• What you will do
In the material below, find the line with "Transcribe this image's"; set down that line and every line after it to the end, exactly, without pictures.

• Data records
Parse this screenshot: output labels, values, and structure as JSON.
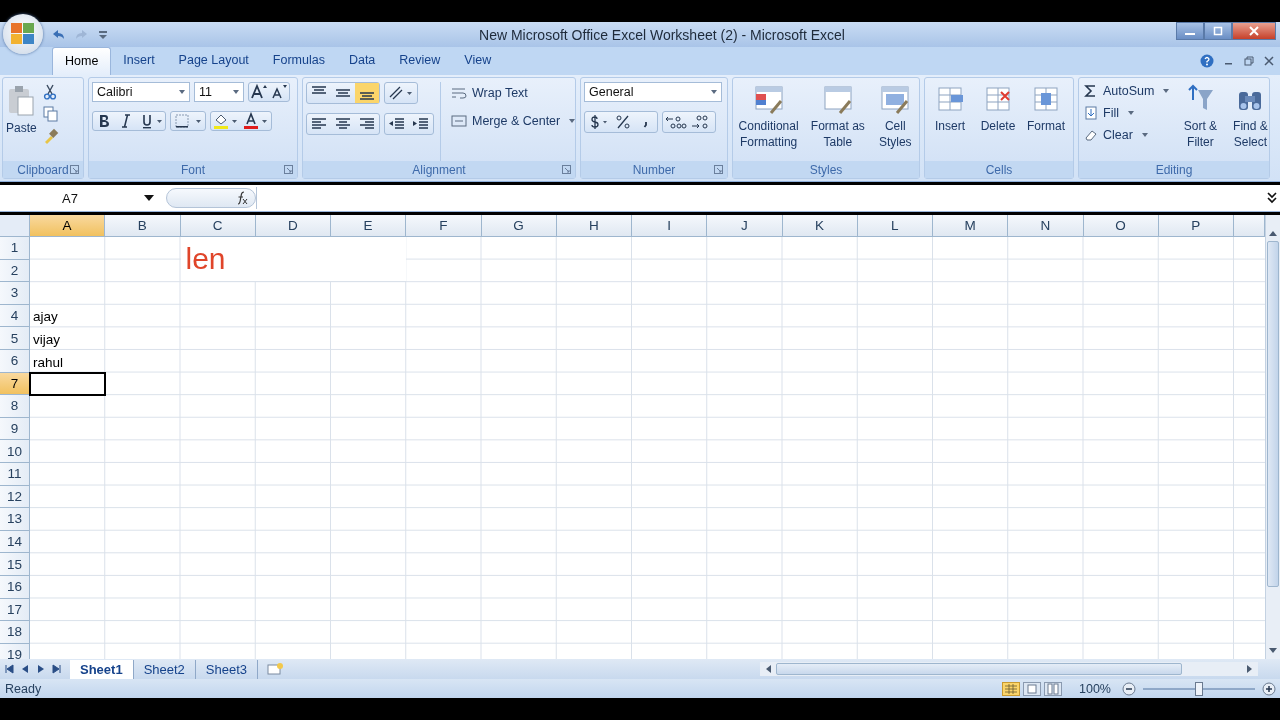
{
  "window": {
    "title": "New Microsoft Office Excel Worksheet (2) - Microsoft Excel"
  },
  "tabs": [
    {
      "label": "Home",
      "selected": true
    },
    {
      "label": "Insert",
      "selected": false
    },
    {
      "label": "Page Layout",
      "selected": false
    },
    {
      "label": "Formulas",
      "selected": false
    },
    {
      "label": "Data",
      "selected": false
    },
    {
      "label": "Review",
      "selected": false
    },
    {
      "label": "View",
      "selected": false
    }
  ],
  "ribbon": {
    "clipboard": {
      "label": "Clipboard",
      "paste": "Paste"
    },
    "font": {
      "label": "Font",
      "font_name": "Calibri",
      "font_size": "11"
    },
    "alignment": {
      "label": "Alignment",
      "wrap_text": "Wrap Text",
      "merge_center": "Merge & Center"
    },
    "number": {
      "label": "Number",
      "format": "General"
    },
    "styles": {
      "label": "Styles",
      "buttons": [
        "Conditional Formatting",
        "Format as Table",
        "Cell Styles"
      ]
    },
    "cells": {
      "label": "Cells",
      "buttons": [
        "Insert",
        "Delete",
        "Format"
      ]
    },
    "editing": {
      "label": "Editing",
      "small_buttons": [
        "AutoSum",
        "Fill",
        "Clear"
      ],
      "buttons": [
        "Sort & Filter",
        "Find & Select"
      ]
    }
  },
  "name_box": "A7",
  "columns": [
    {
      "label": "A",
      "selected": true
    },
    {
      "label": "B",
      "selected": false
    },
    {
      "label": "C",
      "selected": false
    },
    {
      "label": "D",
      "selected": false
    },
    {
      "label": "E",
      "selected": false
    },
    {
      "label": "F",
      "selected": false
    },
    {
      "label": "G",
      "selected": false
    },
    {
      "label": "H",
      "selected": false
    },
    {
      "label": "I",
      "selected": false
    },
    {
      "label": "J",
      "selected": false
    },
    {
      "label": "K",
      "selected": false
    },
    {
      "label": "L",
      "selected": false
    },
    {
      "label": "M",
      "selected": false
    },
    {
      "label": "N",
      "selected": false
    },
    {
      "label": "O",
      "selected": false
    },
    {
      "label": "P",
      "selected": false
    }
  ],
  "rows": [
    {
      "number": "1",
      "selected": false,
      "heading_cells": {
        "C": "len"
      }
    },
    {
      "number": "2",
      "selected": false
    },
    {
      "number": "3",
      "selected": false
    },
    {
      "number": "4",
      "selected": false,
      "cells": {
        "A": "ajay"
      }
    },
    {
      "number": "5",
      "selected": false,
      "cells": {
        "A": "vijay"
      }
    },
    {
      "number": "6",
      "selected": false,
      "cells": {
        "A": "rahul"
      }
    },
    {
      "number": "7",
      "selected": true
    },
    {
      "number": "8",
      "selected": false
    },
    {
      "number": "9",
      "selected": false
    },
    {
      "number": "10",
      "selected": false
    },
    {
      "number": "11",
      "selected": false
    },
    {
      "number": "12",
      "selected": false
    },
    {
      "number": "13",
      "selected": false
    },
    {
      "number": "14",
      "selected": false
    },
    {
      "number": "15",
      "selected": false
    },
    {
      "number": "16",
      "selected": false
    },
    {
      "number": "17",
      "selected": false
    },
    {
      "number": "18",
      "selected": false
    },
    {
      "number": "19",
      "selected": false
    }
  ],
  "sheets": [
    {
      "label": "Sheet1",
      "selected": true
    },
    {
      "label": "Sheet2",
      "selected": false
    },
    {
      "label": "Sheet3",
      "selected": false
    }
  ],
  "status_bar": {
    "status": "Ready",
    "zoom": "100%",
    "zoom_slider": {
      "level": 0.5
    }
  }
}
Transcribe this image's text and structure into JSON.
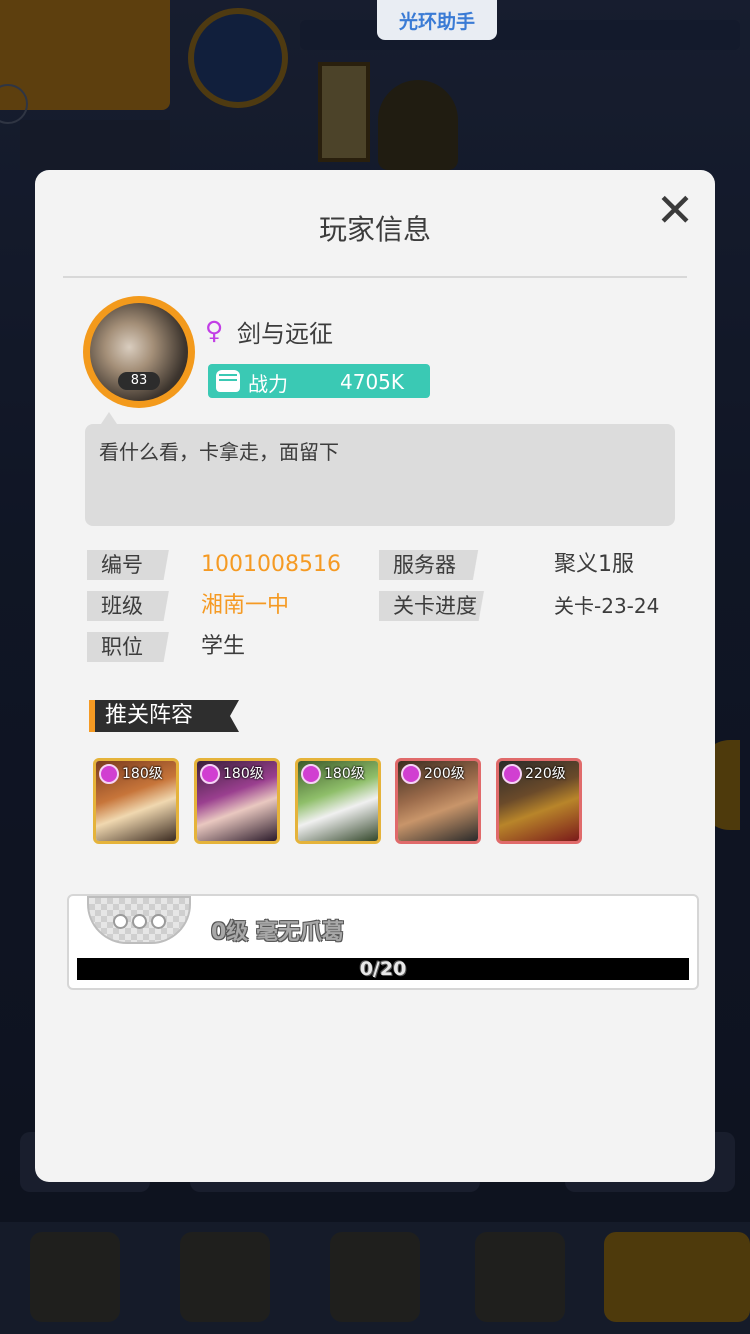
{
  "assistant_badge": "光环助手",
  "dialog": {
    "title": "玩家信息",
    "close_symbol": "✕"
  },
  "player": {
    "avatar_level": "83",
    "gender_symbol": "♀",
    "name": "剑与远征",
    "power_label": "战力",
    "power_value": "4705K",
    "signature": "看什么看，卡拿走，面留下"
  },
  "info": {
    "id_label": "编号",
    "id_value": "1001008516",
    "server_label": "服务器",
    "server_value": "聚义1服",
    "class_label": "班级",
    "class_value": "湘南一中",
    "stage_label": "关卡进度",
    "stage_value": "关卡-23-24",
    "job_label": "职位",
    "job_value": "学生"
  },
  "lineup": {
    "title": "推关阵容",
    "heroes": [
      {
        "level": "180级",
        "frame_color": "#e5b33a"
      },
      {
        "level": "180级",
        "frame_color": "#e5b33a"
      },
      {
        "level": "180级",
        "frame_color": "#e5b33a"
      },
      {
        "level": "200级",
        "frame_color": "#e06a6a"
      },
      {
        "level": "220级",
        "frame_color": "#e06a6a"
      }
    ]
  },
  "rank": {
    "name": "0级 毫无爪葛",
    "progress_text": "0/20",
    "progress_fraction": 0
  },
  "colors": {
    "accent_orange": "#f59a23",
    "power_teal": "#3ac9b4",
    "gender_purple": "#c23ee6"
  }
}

• Answer to this exercise
Transcribe this image's text and structure into JSON.
{
  "assistant_badge": "光环助手",
  "dialog": {
    "title": "玩家信息",
    "close_symbol": "✕"
  },
  "player": {
    "avatar_level": "83",
    "gender_symbol": "♀",
    "name": "剑与远征",
    "power_label": "战力",
    "power_value": "4705K",
    "signature": "看什么看，卡拿走，面留下"
  },
  "info": {
    "id_label": "编号",
    "id_value": "1001008516",
    "server_label": "服务器",
    "server_value": "聚义1服",
    "class_label": "班级",
    "class_value": "湘南一中",
    "stage_label": "关卡进度",
    "stage_value": "关卡-23-24",
    "job_label": "职位",
    "job_value": "学生"
  },
  "lineup": {
    "title": "推关阵容",
    "heroes": [
      {
        "level": "180级",
        "frame_color": "#e5b33a"
      },
      {
        "level": "180级",
        "frame_color": "#e5b33a"
      },
      {
        "level": "180级",
        "frame_color": "#e5b33a"
      },
      {
        "level": "200级",
        "frame_color": "#e06a6a"
      },
      {
        "level": "220级",
        "frame_color": "#e06a6a"
      }
    ]
  },
  "rank": {
    "name": "0级 毫无爪葛",
    "progress_text": "0/20",
    "progress_fraction": 0
  },
  "colors": {
    "accent_orange": "#f59a23",
    "power_teal": "#3ac9b4",
    "gender_purple": "#c23ee6"
  }
}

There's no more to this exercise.